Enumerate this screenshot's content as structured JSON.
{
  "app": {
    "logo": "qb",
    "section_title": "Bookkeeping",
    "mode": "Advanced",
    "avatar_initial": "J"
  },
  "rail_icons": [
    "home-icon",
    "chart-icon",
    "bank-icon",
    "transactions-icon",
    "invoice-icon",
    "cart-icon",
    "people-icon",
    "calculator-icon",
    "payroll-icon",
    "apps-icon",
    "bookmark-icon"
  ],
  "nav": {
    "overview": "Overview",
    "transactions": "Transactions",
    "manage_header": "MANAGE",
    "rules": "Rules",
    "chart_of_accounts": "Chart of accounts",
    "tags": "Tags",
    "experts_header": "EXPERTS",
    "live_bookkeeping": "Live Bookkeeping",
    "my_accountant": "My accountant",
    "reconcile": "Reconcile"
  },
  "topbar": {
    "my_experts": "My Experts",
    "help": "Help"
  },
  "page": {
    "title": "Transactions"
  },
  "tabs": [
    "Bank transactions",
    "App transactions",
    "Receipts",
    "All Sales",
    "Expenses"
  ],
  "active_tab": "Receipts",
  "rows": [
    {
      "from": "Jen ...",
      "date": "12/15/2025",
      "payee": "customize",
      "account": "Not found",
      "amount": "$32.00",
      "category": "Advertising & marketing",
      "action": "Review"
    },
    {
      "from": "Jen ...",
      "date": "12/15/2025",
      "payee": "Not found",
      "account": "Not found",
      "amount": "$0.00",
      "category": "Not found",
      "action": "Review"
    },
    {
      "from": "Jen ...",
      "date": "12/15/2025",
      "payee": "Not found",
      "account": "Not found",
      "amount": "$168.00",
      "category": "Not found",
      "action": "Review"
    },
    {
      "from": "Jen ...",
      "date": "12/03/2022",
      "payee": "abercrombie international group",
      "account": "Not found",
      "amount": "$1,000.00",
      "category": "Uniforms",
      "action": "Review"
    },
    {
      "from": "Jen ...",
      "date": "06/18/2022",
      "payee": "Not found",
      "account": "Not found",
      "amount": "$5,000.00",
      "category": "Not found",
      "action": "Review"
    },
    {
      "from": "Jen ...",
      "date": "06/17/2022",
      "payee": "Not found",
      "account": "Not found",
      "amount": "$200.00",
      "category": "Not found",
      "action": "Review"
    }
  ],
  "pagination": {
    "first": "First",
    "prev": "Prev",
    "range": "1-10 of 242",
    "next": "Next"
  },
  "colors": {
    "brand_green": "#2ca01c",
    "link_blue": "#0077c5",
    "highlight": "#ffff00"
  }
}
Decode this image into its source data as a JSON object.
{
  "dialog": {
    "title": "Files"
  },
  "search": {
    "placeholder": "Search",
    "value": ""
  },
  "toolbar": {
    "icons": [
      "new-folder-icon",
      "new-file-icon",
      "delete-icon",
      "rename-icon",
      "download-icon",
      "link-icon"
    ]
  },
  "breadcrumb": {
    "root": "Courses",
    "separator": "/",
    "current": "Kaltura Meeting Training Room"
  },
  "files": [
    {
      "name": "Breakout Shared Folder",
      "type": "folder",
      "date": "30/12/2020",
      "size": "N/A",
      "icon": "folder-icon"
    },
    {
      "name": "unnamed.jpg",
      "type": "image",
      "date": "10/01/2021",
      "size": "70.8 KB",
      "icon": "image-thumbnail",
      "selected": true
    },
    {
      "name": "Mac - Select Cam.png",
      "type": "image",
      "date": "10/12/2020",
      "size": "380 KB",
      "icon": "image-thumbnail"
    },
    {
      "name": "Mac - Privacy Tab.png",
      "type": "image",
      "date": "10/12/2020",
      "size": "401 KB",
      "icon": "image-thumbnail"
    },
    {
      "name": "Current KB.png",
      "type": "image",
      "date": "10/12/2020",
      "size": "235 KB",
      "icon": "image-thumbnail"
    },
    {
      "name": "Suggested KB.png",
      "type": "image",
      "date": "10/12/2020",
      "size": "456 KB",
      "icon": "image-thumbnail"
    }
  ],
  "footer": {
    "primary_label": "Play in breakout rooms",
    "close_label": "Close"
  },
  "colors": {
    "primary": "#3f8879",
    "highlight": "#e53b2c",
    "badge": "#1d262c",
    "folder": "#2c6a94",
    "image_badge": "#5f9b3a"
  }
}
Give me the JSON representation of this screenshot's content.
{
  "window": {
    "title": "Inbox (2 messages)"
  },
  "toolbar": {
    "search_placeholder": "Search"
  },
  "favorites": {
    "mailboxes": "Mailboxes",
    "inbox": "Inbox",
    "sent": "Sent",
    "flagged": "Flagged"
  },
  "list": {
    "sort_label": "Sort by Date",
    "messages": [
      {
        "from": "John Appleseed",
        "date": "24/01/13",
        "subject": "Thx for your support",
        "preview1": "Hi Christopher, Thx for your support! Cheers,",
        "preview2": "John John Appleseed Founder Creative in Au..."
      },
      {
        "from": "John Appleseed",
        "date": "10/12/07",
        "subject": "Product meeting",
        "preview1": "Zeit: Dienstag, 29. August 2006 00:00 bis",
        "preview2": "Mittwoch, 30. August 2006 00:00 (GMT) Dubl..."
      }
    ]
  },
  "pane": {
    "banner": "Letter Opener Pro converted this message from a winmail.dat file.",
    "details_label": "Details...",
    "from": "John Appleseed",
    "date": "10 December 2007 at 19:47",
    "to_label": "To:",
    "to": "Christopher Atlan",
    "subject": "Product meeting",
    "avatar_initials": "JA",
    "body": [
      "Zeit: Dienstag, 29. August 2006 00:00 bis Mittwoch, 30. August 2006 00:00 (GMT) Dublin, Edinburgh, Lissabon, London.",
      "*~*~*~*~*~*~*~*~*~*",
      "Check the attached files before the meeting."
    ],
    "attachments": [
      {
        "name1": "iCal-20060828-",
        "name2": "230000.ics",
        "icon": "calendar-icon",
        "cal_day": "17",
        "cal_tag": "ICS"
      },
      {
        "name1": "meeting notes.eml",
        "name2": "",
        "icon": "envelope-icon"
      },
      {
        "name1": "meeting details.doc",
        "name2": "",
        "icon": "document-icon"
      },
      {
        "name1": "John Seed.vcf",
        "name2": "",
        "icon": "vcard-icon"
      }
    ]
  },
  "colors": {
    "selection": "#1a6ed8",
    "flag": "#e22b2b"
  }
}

Required task:
Wherever the string "content" appears in the entries above, list that line.

Answer for the task:
Enumerate this screenshot's content as structured JSON.
Give me the JSON representation of this screenshot's content.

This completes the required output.